THE REQUEST ::
Produce an exact copy of all the data below, dropping every image.

--- Start of SUPPLIED MATERIAL ---

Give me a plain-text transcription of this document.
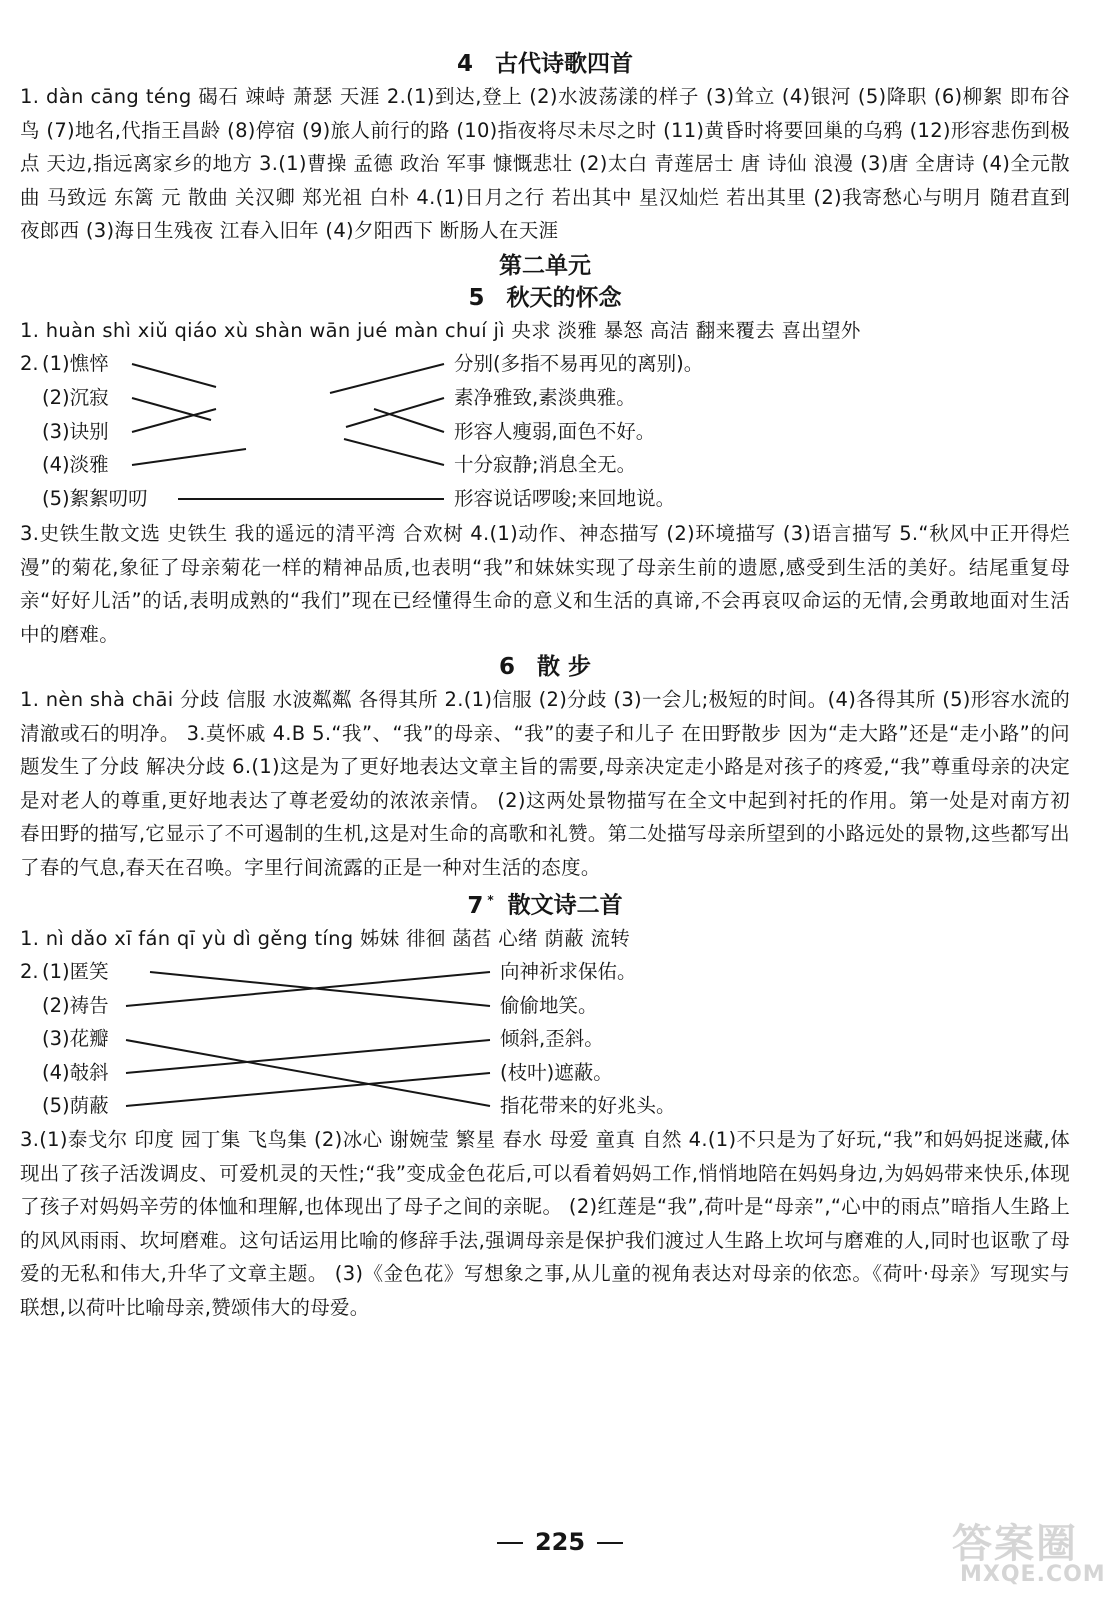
4 古代诗歌四首

1. dàn cāng téng 碣石 竦峙 萧瑟 天涯 2.(1)到达,登上 (2)水波荡漾的样子 (3)耸立 (4)银河 (5)降职 (6)柳絮 即布谷鸟 (7)地名,代指王昌龄 (8)停宿 (9)旅人前行的路 (10)指夜将尽未尽之时 (11)黄昏时将要回巢的乌鸦 (12)形容悲伤到极点 天边,指远离家乡的地方 3.(1)曹操 孟德 政治 军事 慷慨悲壮 (2)太白 青莲居士 唐 诗仙 浪漫 (3)唐 全唐诗 (4)全元散曲 马致远 东篱 元 散曲 关汉卿 郑光祖 白朴 4.(1)日月之行 若出其中 星汉灿烂 若出其里 (2)我寄愁心与明月 随君直到夜郎西 (3)海日生残夜 江春入旧年 (4)夕阳西下 断肠人在天涯

第二单元
5 秋天的怀念

1. huàn shì xiǔ qiáo xù shàn wān jué màn chuí jì 央求 淡雅 暴怒 高洁 翻来覆去 喜出望外

2. (1)憔悴
(2)沉寂
(3)诀别
(4)淡雅
(5)絮絮叨叨
分别(多指不易再见的离别)。
素净雅致,素淡典雅。
形容人瘦弱,面色不好。
十分寂静;消息全无。
形容说话啰唆;来回地说。

3.史铁生散文选 史铁生 我的遥远的清平湾 合欢树 4.(1)动作、神态描写 (2)环境描写 (3)语言描写 5.“秋风中正开得烂漫”的菊花,象征了母亲菊花一样的精神品质,也表明“我”和妹妹实现了母亲生前的遗愿,感受到生活的美好。结尾重复母亲“好好儿活”的话,表明成熟的“我们”现在已经懂得生命的意义和生活的真谛,不会再哀叹命运的无情,会勇敢地面对生活中的磨难。

6 散 步

1. nèn shà chāi 分歧 信服 水波粼粼 各得其所 2.(1)信服 (2)分歧 (3)一会儿;极短的时间。(4)各得其所 (5)形容水流的清澈或石的明净。 3.莫怀戚 4.B 5.“我”、“我”的母亲、“我”的妻子和儿子 在田野散步 因为“走大路”还是“走小路”的问题发生了分歧 解决分歧 6.(1)这是为了更好地表达文章主旨的需要,母亲决定走小路是对孩子的疼爱,“我”尊重母亲的决定是对老人的尊重,更好地表达了尊老爱幼的浓浓亲情。 (2)这两处景物描写在全文中起到衬托的作用。第一处是对南方初春田野的描写,它显示了不可遏制的生机,这是对生命的高歌和礼赞。第二处描写母亲所望到的小路远处的景物,这些都写出了春的气息,春天在召唤。字里行间流露的正是一种对生活的态度。

7 * 散文诗二首

1. nì dǎo xī fán qī yù dì gěng tíng 姊妹 徘徊 菡萏 心绪 荫蔽 流转

2. (1)匿笑
(2)祷告
(3)花瓣
(4)攲斜
(5)荫蔽
向神祈求保佑。
偷偷地笑。
倾斜,歪斜。
(枝叶)遮蔽。
指花带来的好兆头。

3.(1)泰戈尔 印度 园丁集 飞鸟集 (2)冰心 谢婉莹 繁星 春水 母爱 童真 自然 4.(1)不只是为了好玩,“我”和妈妈捉迷藏,体现出了孩子活泼调皮、可爱机灵的天性;“我”变成金色花后,可以看着妈妈工作,悄悄地陪在妈妈身边,为妈妈带来快乐,体现了孩子对妈妈辛劳的体恤和理解,也体现出了母子之间的亲昵。 (2)红莲是“我”,荷叶是“母亲”,“心中的雨点”暗指人生路上的风风雨雨、坎坷磨难。这句话运用比喻的修辞手法,强调母亲是保护我们渡过人生路上坎坷与磨难的人,同时也讴歌了母爱的无私和伟大,升华了文章主题。 (3)《金色花》写想象之事,从儿童的视角表达对母亲的依恋。《荷叶·母亲》写现实与联想,以荷叶比喻母亲,赞颂伟大的母爱。

225	答案圈
MXQE.COM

--- End of SUPPLIED MATERIAL ---

EXERCISE SOLUTION ::
Give me a plain-text transcription of this document.
4 古代诗歌四首

1. dàn cāng téng 碣石 竦峙 萧瑟 天涯 2.(1)到达,登上 (2)水波荡漾的样子 (3)耸立 (4)银河 (5)降职 (6)柳絮 即布谷鸟 (7)地名,代指王昌龄 (8)停宿 (9)旅人前行的路 (10)指夜将尽未尽之时 (11)黄昏时将要回巢的乌鸦 (12)形容悲伤到极点 天边,指远离家乡的地方 3.(1)曹操 孟德 政治 军事 慷慨悲壮 (2)太白 青莲居士 唐 诗仙 浪漫 (3)唐 全唐诗 (4)全元散曲 马致远 东篱 元 散曲 关汉卿 郑光祖 白朴 4.(1)日月之行 若出其中 星汉灿烂 若出其里 (2)我寄愁心与明月 随君直到夜郎西 (3)海日生残夜 江春入旧年 (4)夕阳西下 断肠人在天涯

第二单元
5 秋天的怀念

1. huàn shì xiǔ qiáo xù shàn wān jué màn chuí jì 央求 淡雅 暴怒 高洁 翻来覆去 喜出望外

2. (1)憔悴
(2)沉寂
(3)诀别
(4)淡雅
(5)絮絮叨叨
分别(多指不易再见的离别)。
素净雅致,素淡典雅。
形容人瘦弱,面色不好。
十分寂静;消息全无。
形容说话啰唆;来回地说。

3.史铁生散文选 史铁生 我的遥远的清平湾 合欢树 4.(1)动作、神态描写 (2)环境描写 (3)语言描写 5.“秋风中正开得烂漫”的菊花,象征了母亲菊花一样的精神品质,也表明“我”和妹妹实现了母亲生前的遗愿,感受到生活的美好。结尾重复母亲“好好儿活”的话,表明成熟的“我们”现在已经懂得生命的意义和生活的真谛,不会再哀叹命运的无情,会勇敢地面对生活中的磨难。

6 散 步

1. nèn shà chāi 分歧 信服 水波粼粼 各得其所 2.(1)信服 (2)分歧 (3)一会儿;极短的时间。(4)各得其所 (5)形容水流的清澈或石的明净。 3.莫怀戚 4.B 5.“我”、“我”的母亲、“我”的妻子和儿子 在田野散步 因为“走大路”还是“走小路”的问题发生了分歧 解决分歧 6.(1)这是为了更好地表达文章主旨的需要,母亲决定走小路是对孩子的疼爱,“我”尊重母亲的决定是对老人的尊重,更好地表达了尊老爱幼的浓浓亲情。 (2)这两处景物描写在全文中起到衬托的作用。第一处是对南方初春田野的描写,它显示了不可遏制的生机,这是对生命的高歌和礼赞。第二处描写母亲所望到的小路远处的景物,这些都写出了春的气息,春天在召唤。字里行间流露的正是一种对生活的态度。

7 * 散文诗二首

1. nì dǎo xī fán qī yù dì gěng tíng 姊妹 徘徊 菡萏 心绪 荫蔽 流转

2. (1)匿笑
(2)祷告
(3)花瓣
(4)攲斜
(5)荫蔽
向神祈求保佑。
偷偷地笑。
倾斜,歪斜。
(枝叶)遮蔽。
指花带来的好兆头。

3.(1)泰戈尔 印度 园丁集 飞鸟集 (2)冰心 谢婉莹 繁星 春水 母爱 童真 自然 4.(1)不只是为了好玩,“我”和妈妈捉迷藏,体现出了孩子活泼调皮、可爱机灵的天性;“我”变成金色花后,可以看着妈妈工作,悄悄地陪在妈妈身边,为妈妈带来快乐,体现了孩子对妈妈辛劳的体恤和理解,也体现出了母子之间的亲昵。 (2)红莲是“我”,荷叶是“母亲”,“心中的雨点”暗指人生路上的风风雨雨、坎坷磨难。这句话运用比喻的修辞手法,强调母亲是保护我们渡过人生路上坎坷与磨难的人,同时也讴歌了母爱的无私和伟大,升华了文章主题。 (3)《金色花》写想象之事,从儿童的视角表达对母亲的依恋。《荷叶·母亲》写现实与联想,以荷叶比喻母亲,赞颂伟大的母爱。

225	答案圈
MXQE.COM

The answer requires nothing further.